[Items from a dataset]
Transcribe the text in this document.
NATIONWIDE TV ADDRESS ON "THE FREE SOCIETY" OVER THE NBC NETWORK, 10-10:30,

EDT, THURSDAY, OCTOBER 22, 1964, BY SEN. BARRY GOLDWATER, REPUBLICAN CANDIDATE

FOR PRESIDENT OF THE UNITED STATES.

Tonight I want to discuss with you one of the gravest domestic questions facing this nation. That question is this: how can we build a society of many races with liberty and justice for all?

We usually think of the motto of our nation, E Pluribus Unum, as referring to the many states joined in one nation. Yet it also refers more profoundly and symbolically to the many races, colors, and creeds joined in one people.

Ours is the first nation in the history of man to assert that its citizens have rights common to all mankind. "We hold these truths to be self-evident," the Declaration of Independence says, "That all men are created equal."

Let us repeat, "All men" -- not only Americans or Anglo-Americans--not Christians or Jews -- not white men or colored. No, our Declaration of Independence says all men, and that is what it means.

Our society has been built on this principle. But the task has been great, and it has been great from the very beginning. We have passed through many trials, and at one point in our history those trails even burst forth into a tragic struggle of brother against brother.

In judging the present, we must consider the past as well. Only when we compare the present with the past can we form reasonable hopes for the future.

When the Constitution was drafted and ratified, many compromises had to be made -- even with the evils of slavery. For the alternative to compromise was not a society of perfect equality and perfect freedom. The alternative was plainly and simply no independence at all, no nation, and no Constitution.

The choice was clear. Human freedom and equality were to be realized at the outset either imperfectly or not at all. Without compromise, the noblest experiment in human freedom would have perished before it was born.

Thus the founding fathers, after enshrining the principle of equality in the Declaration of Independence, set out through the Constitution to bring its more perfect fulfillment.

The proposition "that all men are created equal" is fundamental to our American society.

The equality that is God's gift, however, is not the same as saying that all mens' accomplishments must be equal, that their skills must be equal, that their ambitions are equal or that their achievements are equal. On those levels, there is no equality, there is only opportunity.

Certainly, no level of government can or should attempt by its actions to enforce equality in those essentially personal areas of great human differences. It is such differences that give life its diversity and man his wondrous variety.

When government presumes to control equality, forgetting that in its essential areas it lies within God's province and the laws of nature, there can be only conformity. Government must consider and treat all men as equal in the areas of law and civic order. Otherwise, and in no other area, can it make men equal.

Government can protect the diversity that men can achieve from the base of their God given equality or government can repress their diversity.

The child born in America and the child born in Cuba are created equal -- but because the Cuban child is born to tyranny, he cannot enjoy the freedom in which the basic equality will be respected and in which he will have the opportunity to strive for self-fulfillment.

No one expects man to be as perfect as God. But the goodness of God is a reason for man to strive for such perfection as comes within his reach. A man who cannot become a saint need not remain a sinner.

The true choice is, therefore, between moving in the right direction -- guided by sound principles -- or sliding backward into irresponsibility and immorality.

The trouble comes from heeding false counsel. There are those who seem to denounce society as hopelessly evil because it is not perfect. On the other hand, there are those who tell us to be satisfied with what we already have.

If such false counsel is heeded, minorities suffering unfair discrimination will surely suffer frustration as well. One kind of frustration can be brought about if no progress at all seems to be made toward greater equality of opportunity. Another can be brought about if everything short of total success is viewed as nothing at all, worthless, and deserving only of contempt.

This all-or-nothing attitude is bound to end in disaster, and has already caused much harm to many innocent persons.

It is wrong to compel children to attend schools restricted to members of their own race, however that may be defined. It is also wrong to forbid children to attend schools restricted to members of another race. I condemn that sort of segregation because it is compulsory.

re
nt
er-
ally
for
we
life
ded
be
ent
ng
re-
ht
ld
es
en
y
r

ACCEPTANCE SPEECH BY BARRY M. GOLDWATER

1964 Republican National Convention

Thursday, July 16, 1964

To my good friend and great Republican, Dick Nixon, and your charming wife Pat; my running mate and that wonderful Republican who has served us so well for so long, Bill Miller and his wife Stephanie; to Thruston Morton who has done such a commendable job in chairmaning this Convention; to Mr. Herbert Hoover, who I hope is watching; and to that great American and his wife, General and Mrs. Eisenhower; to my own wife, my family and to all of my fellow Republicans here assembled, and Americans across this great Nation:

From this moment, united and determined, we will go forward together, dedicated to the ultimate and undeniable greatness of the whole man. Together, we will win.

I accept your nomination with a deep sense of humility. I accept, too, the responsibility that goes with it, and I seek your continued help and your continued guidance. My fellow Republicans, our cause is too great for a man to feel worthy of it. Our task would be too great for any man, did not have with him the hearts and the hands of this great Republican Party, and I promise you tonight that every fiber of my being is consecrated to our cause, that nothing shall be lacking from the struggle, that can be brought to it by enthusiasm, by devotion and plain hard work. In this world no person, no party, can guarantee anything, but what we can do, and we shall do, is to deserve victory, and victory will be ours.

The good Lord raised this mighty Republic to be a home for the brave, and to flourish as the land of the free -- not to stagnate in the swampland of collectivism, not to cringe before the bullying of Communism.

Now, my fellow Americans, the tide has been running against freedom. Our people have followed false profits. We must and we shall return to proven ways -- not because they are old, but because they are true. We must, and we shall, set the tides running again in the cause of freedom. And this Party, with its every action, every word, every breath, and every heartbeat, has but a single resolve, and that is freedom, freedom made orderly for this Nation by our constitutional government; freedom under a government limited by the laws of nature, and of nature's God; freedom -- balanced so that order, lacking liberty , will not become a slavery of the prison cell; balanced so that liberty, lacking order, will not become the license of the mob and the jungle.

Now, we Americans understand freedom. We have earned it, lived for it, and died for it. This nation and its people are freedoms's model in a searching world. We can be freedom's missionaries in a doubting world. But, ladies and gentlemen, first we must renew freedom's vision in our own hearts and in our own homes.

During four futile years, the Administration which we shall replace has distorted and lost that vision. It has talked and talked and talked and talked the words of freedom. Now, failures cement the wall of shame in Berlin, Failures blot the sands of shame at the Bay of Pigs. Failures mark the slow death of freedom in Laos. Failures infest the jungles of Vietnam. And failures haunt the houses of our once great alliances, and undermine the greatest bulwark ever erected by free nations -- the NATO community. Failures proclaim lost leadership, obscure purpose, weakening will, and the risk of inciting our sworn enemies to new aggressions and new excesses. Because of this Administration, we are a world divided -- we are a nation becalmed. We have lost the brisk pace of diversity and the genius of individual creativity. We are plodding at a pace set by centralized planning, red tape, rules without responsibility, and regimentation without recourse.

**TASK DETAILS:**
Please list every line of the records that contains "even".

**FULL SOLUTION:**
Our society has been built on this principle. But the task has been great, and it has been great from the very beginning. We have passed through many trials, and at one point in our history those trails even burst forth into a tragic struggle of brother against brother.
When the Constitution was drafted and ratified, many compromises had to be made -- even with the evils of slavery. For the alternative to compromise was not a society of perfect equality and perfect freedom. The alternative was plainly and simply no independence at all, no nation, and no Constitution.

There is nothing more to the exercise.